=== Listed records ===

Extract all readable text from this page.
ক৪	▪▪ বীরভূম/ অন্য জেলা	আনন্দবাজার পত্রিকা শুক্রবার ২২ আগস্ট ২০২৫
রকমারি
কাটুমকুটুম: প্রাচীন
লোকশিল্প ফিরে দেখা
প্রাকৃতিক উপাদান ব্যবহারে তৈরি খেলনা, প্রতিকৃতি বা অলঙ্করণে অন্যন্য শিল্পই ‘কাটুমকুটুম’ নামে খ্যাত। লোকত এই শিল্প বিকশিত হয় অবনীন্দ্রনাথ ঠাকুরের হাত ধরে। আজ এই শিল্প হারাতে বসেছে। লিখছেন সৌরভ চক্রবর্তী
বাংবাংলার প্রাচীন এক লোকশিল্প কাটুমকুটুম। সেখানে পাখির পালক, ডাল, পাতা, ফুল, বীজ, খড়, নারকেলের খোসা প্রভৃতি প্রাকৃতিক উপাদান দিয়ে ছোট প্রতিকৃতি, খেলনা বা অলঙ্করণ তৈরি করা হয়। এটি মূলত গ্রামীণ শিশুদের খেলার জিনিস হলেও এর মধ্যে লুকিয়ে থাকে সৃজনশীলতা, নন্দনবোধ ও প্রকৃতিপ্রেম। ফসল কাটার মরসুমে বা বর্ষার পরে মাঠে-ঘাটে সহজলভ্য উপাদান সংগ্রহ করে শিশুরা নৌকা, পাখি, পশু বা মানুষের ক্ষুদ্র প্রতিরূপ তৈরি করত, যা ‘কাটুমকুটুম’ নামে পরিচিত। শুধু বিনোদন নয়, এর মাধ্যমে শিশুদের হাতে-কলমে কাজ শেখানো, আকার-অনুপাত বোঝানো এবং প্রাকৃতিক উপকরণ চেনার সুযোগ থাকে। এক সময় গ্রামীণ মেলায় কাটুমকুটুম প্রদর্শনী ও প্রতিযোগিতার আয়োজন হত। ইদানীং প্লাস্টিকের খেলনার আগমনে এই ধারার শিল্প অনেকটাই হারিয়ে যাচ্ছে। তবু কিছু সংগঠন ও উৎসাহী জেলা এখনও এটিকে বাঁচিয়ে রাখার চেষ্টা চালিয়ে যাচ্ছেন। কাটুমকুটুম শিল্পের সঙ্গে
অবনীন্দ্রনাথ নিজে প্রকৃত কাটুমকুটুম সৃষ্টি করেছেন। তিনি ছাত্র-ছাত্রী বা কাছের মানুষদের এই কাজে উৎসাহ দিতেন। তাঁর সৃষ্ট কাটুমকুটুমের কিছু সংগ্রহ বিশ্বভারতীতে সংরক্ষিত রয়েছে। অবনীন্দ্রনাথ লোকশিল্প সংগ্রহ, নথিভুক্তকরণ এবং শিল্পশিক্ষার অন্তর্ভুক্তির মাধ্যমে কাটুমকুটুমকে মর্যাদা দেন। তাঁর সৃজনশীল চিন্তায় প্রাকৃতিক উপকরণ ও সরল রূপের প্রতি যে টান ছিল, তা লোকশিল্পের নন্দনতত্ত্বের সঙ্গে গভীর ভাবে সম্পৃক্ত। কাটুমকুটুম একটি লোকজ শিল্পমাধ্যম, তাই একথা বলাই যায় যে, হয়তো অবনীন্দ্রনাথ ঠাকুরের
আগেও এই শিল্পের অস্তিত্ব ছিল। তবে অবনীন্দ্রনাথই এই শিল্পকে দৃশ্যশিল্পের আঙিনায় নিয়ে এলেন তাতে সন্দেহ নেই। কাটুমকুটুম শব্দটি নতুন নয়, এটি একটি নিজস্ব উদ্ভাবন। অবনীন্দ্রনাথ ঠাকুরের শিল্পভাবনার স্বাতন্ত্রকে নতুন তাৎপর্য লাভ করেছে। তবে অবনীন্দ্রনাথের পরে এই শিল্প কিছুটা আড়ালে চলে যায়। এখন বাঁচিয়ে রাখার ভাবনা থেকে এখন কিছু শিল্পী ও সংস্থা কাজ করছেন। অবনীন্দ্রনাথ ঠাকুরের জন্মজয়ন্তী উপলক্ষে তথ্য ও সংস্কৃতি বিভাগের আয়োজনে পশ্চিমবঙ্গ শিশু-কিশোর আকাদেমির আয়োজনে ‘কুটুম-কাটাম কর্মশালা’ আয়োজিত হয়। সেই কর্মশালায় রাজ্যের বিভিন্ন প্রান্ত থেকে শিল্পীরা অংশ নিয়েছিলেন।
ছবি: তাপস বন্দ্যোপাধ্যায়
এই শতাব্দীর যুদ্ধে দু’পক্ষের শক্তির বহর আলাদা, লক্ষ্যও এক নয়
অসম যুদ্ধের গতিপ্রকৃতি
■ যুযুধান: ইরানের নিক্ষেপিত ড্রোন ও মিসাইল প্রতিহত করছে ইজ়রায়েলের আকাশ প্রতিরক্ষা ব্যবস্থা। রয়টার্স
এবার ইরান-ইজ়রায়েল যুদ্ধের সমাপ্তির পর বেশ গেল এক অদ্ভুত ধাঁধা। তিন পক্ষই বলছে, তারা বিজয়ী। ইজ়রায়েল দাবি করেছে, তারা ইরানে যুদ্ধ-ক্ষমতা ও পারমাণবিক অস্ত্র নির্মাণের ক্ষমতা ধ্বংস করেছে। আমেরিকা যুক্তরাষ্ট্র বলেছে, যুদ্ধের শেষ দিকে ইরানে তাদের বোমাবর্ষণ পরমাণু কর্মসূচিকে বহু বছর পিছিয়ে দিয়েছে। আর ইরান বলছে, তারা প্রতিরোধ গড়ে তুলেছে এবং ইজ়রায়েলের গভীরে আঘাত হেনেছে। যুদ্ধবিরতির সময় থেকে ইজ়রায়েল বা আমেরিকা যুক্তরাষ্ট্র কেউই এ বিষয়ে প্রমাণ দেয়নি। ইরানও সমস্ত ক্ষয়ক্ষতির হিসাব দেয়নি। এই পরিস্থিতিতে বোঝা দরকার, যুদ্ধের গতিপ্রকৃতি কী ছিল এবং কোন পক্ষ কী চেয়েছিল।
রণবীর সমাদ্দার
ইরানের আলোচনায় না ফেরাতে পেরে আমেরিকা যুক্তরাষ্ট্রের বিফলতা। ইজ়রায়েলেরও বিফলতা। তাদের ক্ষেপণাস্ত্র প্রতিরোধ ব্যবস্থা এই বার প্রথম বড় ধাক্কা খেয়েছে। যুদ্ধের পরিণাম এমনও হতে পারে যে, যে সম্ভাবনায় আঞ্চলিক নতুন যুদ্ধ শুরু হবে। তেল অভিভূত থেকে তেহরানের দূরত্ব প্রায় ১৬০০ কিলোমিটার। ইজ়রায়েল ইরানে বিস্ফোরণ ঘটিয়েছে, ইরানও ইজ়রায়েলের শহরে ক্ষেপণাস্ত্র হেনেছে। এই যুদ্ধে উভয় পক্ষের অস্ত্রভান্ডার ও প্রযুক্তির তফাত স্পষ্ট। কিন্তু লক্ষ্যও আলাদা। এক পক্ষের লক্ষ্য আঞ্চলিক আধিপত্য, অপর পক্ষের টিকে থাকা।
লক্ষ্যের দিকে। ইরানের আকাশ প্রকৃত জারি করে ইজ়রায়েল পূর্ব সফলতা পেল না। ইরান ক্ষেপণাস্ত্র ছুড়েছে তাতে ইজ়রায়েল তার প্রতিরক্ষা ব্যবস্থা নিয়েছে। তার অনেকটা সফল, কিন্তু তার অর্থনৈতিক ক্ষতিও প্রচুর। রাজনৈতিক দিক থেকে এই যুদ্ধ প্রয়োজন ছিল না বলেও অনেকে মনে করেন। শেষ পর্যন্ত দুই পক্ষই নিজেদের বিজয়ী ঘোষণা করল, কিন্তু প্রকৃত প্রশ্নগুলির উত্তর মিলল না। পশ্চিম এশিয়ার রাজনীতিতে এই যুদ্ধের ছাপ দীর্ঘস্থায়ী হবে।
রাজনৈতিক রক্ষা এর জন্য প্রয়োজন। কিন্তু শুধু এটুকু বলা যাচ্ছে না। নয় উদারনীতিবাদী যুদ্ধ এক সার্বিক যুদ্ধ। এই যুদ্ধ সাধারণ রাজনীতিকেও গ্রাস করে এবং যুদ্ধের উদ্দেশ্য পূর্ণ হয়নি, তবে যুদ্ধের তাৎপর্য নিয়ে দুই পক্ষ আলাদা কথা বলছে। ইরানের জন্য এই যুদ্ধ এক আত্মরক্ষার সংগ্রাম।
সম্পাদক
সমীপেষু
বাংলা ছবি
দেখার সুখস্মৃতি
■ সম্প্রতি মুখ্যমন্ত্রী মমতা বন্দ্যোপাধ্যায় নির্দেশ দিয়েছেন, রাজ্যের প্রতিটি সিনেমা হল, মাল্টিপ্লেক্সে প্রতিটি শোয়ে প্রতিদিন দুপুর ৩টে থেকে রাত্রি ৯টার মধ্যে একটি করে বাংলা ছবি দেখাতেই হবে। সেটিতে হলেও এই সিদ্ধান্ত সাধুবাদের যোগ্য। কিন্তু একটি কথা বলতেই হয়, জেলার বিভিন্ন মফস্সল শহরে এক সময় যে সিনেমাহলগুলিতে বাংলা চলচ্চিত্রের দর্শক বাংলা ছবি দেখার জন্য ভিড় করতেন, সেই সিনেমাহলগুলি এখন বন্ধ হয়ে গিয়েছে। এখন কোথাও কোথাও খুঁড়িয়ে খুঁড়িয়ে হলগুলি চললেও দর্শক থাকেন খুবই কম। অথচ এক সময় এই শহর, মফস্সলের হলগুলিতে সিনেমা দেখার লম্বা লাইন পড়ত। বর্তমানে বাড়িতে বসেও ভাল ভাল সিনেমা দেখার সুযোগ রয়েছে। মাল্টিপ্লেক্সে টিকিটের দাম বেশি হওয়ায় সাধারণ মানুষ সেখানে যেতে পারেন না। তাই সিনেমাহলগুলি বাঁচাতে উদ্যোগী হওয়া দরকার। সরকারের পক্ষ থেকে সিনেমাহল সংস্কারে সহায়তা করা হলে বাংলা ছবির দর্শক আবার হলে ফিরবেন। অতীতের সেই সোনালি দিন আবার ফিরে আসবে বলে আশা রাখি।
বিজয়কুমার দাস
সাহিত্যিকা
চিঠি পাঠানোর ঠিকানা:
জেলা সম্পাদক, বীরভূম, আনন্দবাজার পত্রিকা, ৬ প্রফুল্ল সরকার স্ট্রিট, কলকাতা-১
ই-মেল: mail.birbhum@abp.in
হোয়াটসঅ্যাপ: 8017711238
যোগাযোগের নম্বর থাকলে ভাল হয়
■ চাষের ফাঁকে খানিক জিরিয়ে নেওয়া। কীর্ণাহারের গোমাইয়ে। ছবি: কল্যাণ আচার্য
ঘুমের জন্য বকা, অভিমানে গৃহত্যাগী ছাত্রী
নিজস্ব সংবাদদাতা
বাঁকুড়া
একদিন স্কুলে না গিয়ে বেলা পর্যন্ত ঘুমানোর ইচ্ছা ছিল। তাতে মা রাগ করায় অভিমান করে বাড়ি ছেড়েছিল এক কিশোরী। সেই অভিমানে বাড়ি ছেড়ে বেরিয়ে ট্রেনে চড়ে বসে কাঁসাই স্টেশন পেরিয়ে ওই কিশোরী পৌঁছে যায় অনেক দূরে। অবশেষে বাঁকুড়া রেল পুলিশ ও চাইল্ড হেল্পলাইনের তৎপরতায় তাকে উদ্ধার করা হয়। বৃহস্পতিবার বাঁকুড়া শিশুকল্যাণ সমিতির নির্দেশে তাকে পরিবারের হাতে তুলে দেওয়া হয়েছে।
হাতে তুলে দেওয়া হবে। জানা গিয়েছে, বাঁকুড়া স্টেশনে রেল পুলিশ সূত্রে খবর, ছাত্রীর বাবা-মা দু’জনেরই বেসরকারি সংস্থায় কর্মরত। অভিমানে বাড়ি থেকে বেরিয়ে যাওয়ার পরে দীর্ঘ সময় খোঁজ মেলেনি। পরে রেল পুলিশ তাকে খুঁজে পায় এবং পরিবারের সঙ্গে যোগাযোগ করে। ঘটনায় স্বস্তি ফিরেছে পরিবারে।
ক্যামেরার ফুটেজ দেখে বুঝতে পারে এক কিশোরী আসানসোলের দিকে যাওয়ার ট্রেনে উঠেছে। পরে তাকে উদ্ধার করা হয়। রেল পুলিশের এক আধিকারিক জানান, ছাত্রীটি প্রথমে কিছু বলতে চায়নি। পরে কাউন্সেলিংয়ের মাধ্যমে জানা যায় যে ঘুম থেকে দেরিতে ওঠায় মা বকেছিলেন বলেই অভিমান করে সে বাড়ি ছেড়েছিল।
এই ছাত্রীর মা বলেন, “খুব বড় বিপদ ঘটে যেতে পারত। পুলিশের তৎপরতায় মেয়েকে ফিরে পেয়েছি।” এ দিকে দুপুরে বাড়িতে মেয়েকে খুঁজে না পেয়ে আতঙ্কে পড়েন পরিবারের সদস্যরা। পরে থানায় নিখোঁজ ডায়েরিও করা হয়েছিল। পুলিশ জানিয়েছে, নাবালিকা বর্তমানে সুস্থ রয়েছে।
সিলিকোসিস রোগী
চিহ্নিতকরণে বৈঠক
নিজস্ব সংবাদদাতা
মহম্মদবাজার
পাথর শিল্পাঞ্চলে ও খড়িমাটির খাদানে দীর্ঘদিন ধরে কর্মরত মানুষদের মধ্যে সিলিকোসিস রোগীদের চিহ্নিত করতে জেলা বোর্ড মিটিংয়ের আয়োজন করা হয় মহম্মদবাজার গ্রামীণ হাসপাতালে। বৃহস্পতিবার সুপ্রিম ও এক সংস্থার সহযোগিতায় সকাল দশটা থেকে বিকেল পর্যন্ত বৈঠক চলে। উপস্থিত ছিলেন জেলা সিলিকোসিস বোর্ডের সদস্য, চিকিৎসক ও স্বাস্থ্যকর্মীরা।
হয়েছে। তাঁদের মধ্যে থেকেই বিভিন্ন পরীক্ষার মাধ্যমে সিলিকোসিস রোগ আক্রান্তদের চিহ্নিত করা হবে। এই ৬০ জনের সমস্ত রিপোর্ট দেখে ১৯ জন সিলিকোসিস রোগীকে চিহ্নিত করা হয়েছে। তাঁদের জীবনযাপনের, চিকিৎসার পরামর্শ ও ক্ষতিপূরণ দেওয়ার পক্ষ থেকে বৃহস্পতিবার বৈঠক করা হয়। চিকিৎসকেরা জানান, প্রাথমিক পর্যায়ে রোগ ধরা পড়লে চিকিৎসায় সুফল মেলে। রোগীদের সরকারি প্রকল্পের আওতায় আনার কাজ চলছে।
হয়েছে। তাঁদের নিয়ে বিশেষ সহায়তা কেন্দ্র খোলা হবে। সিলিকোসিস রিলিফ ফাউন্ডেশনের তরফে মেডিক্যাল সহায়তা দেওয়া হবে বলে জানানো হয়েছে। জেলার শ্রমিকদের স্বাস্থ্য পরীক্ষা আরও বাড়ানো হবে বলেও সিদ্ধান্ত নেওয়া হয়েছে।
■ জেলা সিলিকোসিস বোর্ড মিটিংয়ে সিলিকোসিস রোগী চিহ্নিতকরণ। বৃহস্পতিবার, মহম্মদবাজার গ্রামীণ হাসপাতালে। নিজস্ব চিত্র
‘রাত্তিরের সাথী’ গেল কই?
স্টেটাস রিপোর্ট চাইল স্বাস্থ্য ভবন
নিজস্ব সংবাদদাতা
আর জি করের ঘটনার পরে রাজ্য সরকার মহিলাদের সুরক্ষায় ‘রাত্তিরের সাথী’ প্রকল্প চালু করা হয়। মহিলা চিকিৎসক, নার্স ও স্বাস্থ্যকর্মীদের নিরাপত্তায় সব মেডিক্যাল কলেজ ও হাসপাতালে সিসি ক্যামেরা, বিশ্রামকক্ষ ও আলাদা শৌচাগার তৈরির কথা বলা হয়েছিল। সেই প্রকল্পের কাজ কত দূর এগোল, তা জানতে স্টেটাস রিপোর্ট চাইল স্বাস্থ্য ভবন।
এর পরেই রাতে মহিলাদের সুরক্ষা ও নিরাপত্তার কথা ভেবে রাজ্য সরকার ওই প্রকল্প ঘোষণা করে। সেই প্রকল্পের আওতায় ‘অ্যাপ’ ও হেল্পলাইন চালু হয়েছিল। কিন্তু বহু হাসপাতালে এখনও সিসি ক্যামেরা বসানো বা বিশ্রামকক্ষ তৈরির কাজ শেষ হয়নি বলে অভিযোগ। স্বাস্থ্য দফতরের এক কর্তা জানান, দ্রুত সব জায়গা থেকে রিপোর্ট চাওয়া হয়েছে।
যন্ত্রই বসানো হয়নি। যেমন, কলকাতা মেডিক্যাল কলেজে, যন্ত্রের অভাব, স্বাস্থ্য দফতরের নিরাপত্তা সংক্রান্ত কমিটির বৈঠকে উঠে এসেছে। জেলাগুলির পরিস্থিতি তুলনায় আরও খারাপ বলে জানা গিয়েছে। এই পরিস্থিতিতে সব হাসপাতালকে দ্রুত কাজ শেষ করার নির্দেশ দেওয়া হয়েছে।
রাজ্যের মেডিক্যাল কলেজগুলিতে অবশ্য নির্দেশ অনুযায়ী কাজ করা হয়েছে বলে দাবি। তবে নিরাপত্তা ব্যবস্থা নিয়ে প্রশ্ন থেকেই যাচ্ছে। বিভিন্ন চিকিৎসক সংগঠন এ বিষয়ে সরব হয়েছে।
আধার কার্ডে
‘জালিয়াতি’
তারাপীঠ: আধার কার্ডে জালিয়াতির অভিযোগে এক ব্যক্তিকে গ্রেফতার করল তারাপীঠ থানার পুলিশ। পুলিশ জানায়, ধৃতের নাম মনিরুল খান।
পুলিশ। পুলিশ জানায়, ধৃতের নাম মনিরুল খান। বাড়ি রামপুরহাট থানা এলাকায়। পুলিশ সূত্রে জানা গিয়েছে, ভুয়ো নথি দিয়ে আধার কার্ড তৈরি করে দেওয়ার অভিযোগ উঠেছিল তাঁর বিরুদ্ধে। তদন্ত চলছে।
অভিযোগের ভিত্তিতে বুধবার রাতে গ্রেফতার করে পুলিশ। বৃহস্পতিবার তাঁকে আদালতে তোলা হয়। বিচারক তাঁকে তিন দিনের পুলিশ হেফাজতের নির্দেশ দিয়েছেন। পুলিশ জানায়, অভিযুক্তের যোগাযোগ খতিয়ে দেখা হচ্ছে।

===

* [Task statement]:
In the entries above, find each line with the string "দফতর" and copy it.

* [Exercise answer]:
এর পরেই রাতে মহিলাদের সুরক্ষা ও নিরাপত্তার কথা ভেবে রাজ্য সরকার ওই প্রকল্প ঘোষণা করে। সেই প্রকল্পের আওতায় ‘অ্যাপ’ ও হেল্পলাইন চালু হয়েছিল। কিন্তু বহু হাসপাতালে এখনও সিসি ক্যামেরা বসানো বা বিশ্রামকক্ষ তৈরির কাজ শেষ হয়নি বলে অভিযোগ। স্বাস্থ্য দফতরের এক কর্তা জানান, দ্রুত সব জায়গা থেকে রিপোর্ট চাওয়া হয়েছে।
যন্ত্রই বসানো হয়নি। যেমন, কলকাতা মেডিক্যাল কলেজে, যন্ত্রের অভাব, স্বাস্থ্য দফতরের নিরাপত্তা সংক্রান্ত কমিটির বৈঠকে উঠে এসেছে। জেলাগুলির পরিস্থিতি তুলনায় আরও খারাপ বলে জানা গিয়েছে। এই পরিস্থিতিতে সব হাসপাতালকে দ্রুত কাজ শেষ করার নির্দেশ দেওয়া হয়েছে।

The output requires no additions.